[start of Data to process]

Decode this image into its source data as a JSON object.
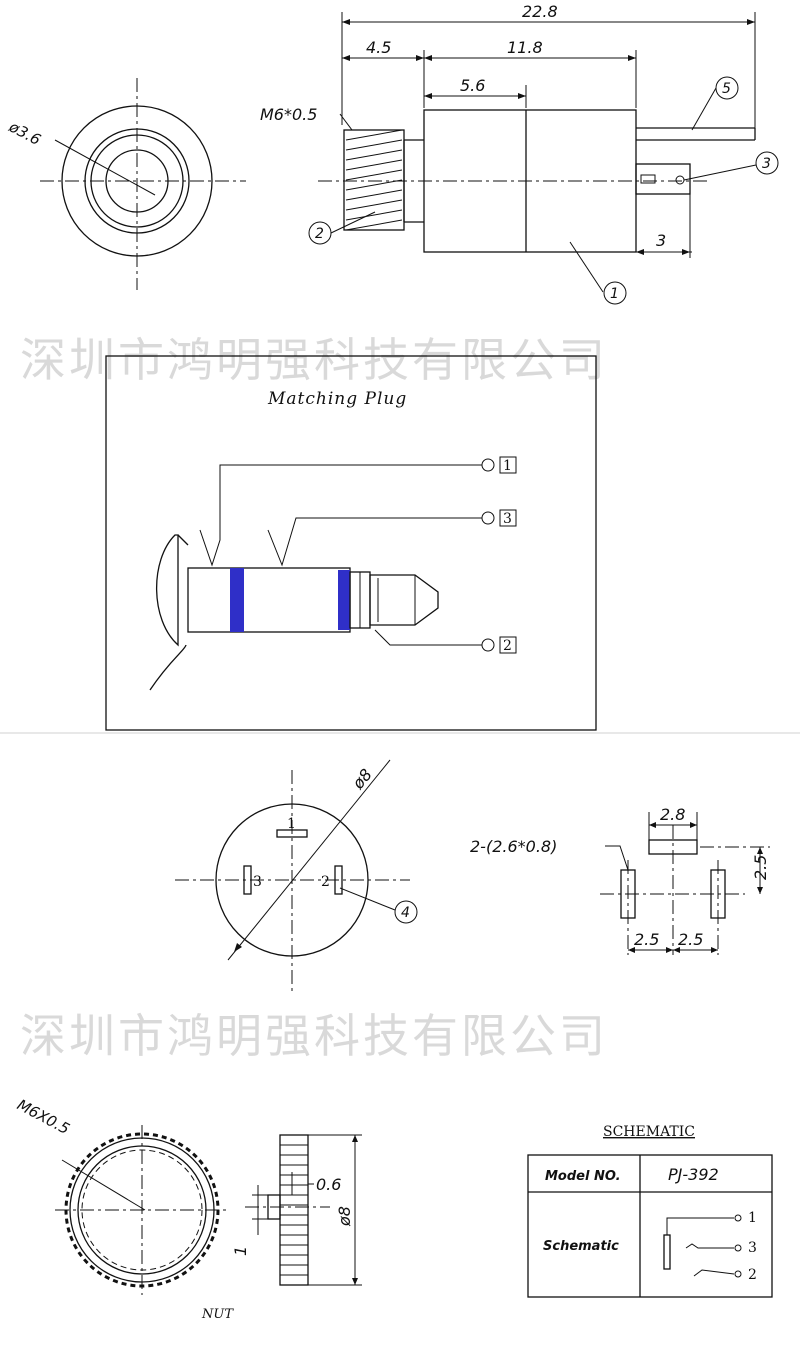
{
  "watermark": "深圳市鸿明强科技有限公司",
  "side_view": {
    "dims": {
      "overall": "22.8",
      "thread_len": "4.5",
      "body_len": "11.8",
      "half_len": "5.6",
      "tab_len": "3",
      "thread_spec": "M6*0.5",
      "hole_dia": "ø3.6"
    },
    "callouts": [
      "1",
      "2",
      "3",
      "5"
    ]
  },
  "matching_plug": {
    "title": "Matching Plug",
    "pins": [
      "1",
      "3",
      "2"
    ]
  },
  "bottom_view": {
    "dia": "ø8",
    "pin_labels": [
      "1",
      "3",
      "2"
    ],
    "callout": "4"
  },
  "footprint": {
    "slot_spec": "2-(2.6*0.8)",
    "dims": {
      "top": "2.8",
      "right": "2.5",
      "bottom_left": "2.5",
      "bottom_right": "2.5"
    }
  },
  "nut": {
    "thread": "M6X0.5",
    "thickness": "0.6",
    "dia": "ø8",
    "height": "1",
    "label": "NUT"
  },
  "schematic": {
    "title": "SCHEMATIC",
    "model_label": "Model NO.",
    "model_value": "PJ-392",
    "schematic_label": "Schematic",
    "pins": [
      "1",
      "3",
      "2"
    ]
  }
}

[end of Data to process]

**Exercise details**. Locate the string "title" in the listing above and copy every line where it occurs.

**Output for this exercise**.
    "title": "Matching Plug",
    "title": "SCHEMATIC",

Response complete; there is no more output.